BEGIN

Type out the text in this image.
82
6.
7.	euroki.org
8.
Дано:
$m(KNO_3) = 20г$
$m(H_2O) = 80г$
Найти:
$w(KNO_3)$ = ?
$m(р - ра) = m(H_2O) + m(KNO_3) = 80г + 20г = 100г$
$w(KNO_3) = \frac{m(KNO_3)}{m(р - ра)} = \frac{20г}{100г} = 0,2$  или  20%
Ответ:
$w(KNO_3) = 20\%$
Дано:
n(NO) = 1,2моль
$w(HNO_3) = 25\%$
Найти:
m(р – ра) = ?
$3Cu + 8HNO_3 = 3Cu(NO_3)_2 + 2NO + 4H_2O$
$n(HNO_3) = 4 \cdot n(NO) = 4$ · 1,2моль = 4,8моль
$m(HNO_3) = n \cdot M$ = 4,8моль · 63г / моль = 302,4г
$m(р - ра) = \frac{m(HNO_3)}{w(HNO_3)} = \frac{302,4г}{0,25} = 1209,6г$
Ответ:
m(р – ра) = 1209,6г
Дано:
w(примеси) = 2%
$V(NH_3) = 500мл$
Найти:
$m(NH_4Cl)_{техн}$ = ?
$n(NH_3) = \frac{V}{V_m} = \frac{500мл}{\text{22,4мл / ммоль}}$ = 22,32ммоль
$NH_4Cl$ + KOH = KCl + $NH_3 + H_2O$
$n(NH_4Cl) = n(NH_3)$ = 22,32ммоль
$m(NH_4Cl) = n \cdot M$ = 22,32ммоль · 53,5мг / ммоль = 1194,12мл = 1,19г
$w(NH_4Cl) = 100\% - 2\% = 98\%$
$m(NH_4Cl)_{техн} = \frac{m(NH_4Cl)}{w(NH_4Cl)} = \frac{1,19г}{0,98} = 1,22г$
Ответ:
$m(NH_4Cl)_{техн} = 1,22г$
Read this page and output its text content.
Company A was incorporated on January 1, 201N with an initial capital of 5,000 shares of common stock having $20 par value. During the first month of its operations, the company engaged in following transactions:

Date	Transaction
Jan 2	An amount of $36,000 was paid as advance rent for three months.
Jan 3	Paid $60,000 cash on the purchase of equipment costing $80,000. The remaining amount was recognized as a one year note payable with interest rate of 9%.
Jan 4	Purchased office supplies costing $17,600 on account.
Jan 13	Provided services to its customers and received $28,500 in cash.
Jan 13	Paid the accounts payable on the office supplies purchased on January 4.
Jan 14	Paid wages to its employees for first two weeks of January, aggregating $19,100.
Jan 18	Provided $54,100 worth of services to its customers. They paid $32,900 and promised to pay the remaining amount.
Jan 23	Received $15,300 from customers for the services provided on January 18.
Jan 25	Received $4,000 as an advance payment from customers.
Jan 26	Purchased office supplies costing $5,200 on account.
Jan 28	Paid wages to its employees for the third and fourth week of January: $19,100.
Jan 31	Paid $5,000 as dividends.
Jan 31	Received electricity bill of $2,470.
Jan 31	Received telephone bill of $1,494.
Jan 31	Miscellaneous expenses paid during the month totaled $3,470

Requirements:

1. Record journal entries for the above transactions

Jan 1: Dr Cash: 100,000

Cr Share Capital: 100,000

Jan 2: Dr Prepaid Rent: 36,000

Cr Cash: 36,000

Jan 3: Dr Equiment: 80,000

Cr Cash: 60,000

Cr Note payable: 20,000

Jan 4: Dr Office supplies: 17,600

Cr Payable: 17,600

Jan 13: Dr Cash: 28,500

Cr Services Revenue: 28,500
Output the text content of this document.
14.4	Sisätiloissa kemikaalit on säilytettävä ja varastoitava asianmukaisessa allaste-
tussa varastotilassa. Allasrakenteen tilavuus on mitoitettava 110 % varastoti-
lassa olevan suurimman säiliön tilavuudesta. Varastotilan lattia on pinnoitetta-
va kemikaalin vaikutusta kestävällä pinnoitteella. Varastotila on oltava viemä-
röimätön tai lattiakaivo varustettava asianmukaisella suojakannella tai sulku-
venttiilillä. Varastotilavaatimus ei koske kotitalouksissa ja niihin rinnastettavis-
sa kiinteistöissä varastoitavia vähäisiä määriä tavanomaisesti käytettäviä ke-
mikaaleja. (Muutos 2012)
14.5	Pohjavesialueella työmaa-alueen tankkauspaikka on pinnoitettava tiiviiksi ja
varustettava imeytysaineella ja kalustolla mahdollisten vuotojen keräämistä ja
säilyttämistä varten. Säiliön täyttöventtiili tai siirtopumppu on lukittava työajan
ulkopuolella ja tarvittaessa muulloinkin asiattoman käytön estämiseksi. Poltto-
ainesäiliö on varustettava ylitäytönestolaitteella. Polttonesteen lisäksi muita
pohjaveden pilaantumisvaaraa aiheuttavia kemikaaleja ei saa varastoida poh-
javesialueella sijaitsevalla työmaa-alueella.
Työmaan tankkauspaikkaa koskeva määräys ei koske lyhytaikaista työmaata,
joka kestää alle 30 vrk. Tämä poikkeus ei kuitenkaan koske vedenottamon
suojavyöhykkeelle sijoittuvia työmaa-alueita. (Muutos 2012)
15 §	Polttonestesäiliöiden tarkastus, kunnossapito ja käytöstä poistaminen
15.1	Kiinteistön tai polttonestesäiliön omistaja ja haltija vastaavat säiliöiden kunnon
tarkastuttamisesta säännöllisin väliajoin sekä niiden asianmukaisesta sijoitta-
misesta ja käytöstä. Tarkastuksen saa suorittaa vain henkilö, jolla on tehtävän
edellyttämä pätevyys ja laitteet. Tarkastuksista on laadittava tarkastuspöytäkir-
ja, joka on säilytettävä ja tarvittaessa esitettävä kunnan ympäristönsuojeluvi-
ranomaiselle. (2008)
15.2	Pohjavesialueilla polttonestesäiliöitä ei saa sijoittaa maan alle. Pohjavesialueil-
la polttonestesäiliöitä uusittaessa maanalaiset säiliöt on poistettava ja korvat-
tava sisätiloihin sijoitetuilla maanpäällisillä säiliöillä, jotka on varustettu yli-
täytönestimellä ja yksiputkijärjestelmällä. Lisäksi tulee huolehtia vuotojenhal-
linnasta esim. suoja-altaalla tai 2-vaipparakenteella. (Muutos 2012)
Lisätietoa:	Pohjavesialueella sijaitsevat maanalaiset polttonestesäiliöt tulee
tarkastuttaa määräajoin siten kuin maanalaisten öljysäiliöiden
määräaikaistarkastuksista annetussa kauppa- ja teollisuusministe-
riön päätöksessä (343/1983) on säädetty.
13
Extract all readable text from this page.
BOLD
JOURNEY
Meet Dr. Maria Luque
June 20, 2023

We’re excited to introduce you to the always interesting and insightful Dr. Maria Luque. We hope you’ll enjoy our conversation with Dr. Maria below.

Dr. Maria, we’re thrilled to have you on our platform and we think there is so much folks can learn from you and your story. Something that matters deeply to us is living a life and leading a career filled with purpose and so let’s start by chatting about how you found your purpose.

END

• [PROBLEM STATEMENT]: Gather each line in the data that holds the string "this".

• [WRITTEN SOLUTION]:
Type out the text in this image.
Read this page and output its text content.
Output the text content of this document.
Extract all readable text from this page.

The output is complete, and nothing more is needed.